TEXT BLOCK:
***
Reputation: 5660
I am trying to use terraform to scale RDS cluster for Aurora.
I am setting up an RDS instance with 3 servers - 1 writer and 2 read-replicas. Here is my requirement
when any of the servers fail, add a new server such that the replica always has a minimum of 3 servers.
when CPU usage of any host exceeds 50% then add a new server to the cluster. The Max number of servers is 4.
Is it possible to create a policy such that when any of the 3 servers fail, then create a new server for that RDS instance? If yes, how to monitor server failure?
Do I need to use appAutoScaling or use autoScaling or both? This is the link that matches my use-case : https://registry.terraform.io/providers/hashicorp/aws/latest/docs/resources/appautoscaling_policy
Upvotes: 1
Views: 929
Reputation: 238957
I developed an example of an terraform config file for your question. It is ready to used but should be treated as an example only for learning and testing purposes. It was tested in us-east-1
region using a default VPC with terraform 0.13 and AWS provider 3.6.
The key resources created by the example terraform config file are:
Below I expand on the questions asked and the example config file.
The cluster will be provisioned with 1 writer and 2 replicas.
***
EXTRACTED ENTRIES:

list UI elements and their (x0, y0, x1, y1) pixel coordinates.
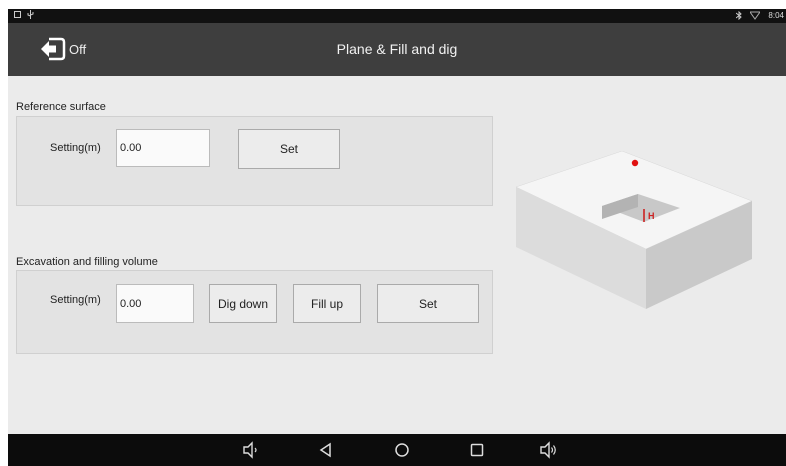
volume-up-icon[interactable] (540, 441, 558, 459)
recents-icon[interactable] (468, 441, 486, 459)
fill-dig-illustration: H (515, 151, 753, 309)
excavation-setting-input[interactable] (116, 284, 194, 323)
status-time: 8:04 (768, 11, 784, 20)
back-button[interactable]: Off (40, 35, 86, 63)
excavation-setting-label: Setting(m) (50, 294, 101, 306)
status-left (14, 10, 34, 19)
bluetooth-icon (736, 11, 743, 20)
excavation-title: Excavation and filling volume (16, 256, 158, 268)
wifi-icon (750, 11, 761, 20)
dig-down-button[interactable]: Dig down (209, 284, 277, 323)
excavation-panel: Setting(m) Dig down Fill up Set (16, 270, 493, 354)
reference-surface-panel: Setting(m) Set (16, 116, 493, 206)
reference-setting-input[interactable] (116, 129, 210, 167)
reference-set-button[interactable]: Set (238, 129, 340, 169)
status-right: 8:04 (736, 11, 784, 20)
status-bar: 8:04 (8, 9, 786, 23)
reference-point-dot (631, 159, 639, 167)
notification-icon (14, 11, 21, 18)
fill-up-button[interactable]: Fill up (293, 284, 361, 323)
usb-icon (27, 10, 34, 19)
back-icon[interactable] (317, 441, 335, 459)
back-label: Off (69, 41, 87, 57)
excavation-set-button[interactable]: Set (377, 284, 479, 323)
app-bar: Off Plane & Fill and dig (8, 23, 786, 76)
reference-setting-label: Setting(m) (50, 142, 101, 154)
device-screen: 8:04 Off Plane & Fill and dig Reference … (8, 9, 786, 466)
home-icon[interactable] (393, 441, 411, 459)
exit-arrow-icon (41, 37, 66, 61)
main-content: Reference surface Setting(m) Set Excavat… (8, 76, 786, 434)
volume-down-icon[interactable] (242, 441, 260, 459)
reference-surface-title: Reference surface (16, 101, 106, 113)
nav-bar (8, 434, 786, 466)
height-marker-label: H (648, 211, 655, 221)
page-title: Plane & Fill and dig (336, 41, 458, 57)
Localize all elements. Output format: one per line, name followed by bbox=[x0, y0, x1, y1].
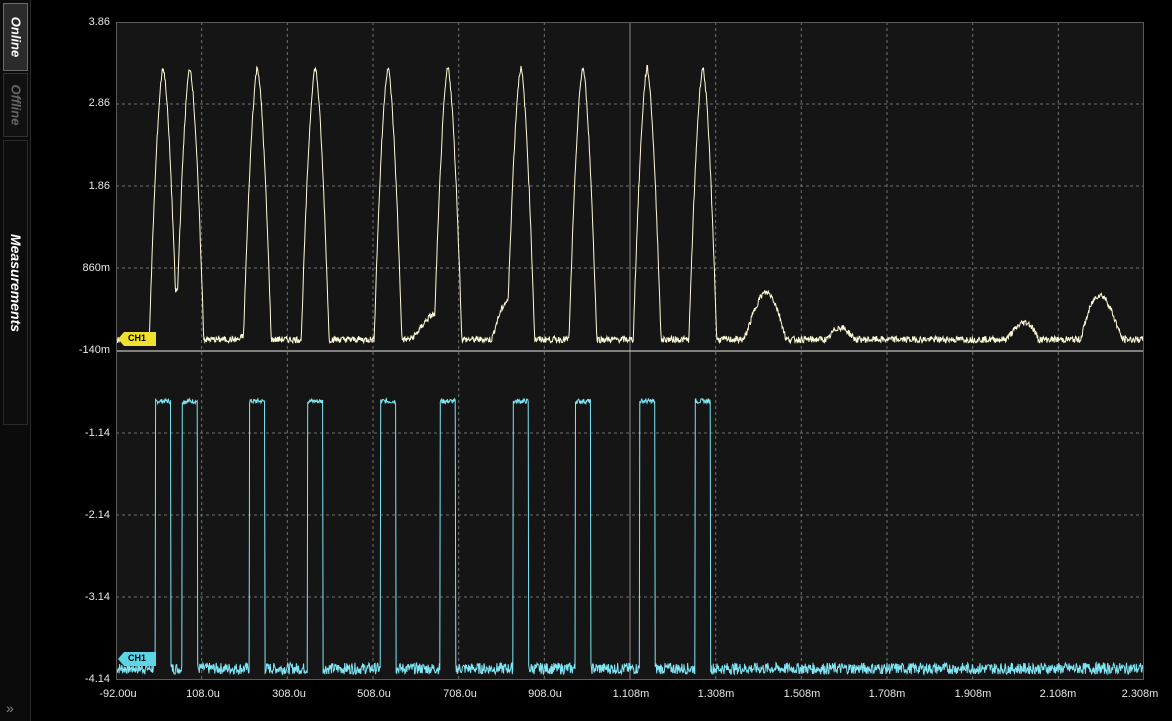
tab-offline[interactable]: Offline bbox=[3, 73, 28, 137]
ch1-marker[interactable]: CH1 bbox=[118, 332, 158, 346]
double-chevron-right-icon[interactable]: » bbox=[6, 700, 14, 716]
y-tick-label: 3.86 bbox=[88, 16, 110, 28]
x-tick-label: 308.0u bbox=[272, 688, 306, 700]
x-tick-label: -92.00u bbox=[99, 688, 137, 700]
y-tick-label: -4.14 bbox=[84, 673, 110, 685]
x-tick-label: 508.0u bbox=[357, 688, 391, 700]
tab-online[interactable]: Online bbox=[3, 3, 28, 71]
x-tick-label: 2.108m bbox=[1039, 688, 1077, 700]
tab-measurements[interactable]: Measurements bbox=[3, 140, 28, 425]
x-tick-label: 1.908m bbox=[954, 688, 992, 700]
x-tick-label: 1.708m bbox=[868, 688, 906, 700]
ch2-marker-label: CH1 bbox=[128, 653, 147, 663]
x-tick-label: 108.0u bbox=[186, 688, 220, 700]
y-tick-label: -1.14 bbox=[84, 427, 110, 439]
tab-online-label: Online bbox=[8, 16, 23, 58]
y-tick-label: -3.14 bbox=[84, 591, 110, 603]
y-tick-label: -140m bbox=[78, 344, 110, 356]
y-tick-label: 2.86 bbox=[88, 97, 110, 109]
y-tick-label: -2.14 bbox=[84, 509, 110, 521]
x-tick-label: 2.308m bbox=[1121, 688, 1159, 700]
ch1-marker-label: CH1 bbox=[128, 333, 147, 343]
tab-offline-label: Offline bbox=[8, 84, 23, 126]
y-tick-label: 860m bbox=[82, 262, 110, 274]
tab-measurements-label: Measurements bbox=[7, 233, 24, 332]
sidebar: Online Offline Measurements » bbox=[0, 0, 31, 721]
ch2-marker[interactable]: CH1 bbox=[118, 652, 158, 666]
x-tick-label: 708.0u bbox=[443, 688, 477, 700]
x-tick-label: 1.508m bbox=[783, 688, 821, 700]
x-tick-label: 1.308m bbox=[697, 688, 735, 700]
x-tick-label: 1.108m bbox=[612, 688, 650, 700]
x-tick-label: 908.0u bbox=[528, 688, 562, 700]
waveform-plot[interactable] bbox=[116, 22, 1144, 680]
y-tick-label: 1.86 bbox=[88, 180, 110, 192]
***
CHALLENGES:
**A.** Rewrite the paragraph of the Terraform thread that begins "I developed an example" as a short list, keeping its main facts.
**B.** Carry on the Terraform thread from its last line.
The entries are separate from the Terraform thread.

ANSWERS TO THE EXERCISES:
**A.**
- An example Terraform config file was developed for the question.
- It is ready to use, but it is meant only for learning and testing.
- It was tested in the us-east-1 region with a default VPC, Terraform 0.13 and AWS provider 3.6.

**B.**
An application-auto-scaling which is based on TargetTrackingScaling
for RDSReaderAverageCPUUtilization
. The scaling policy is based on the replicas overall CPU utilization (50%), not its individual replicas.
This is a good practice, as aurora replicas are load balanced automatically at connection level. This means that the new connections will be roughly spread equally across available replicas, on condition that you are using reader enpoint.
Also any alarm or scaling policy which you may apply to individual replicas will be void once the replicas get replaced by scaling in/out activities or failures. This is because any scaling policy would be bound to a specific db instance. Once the instance is gone, the alarm will not work.
The alarms associated with the policy that the AWS creates on your behalf can be viewed in CLoudWatch Alarms Console.
If any db instance fails, Aurora will automatically proceed with fixing the problem, which can include restarting db instance, promoting a read replica as a new master, restring MySQL, or fully replacing a failed instance.
You can simulate these events yourself to some extend as described in Testing Amazon Aurora Using Fault Injection Queries .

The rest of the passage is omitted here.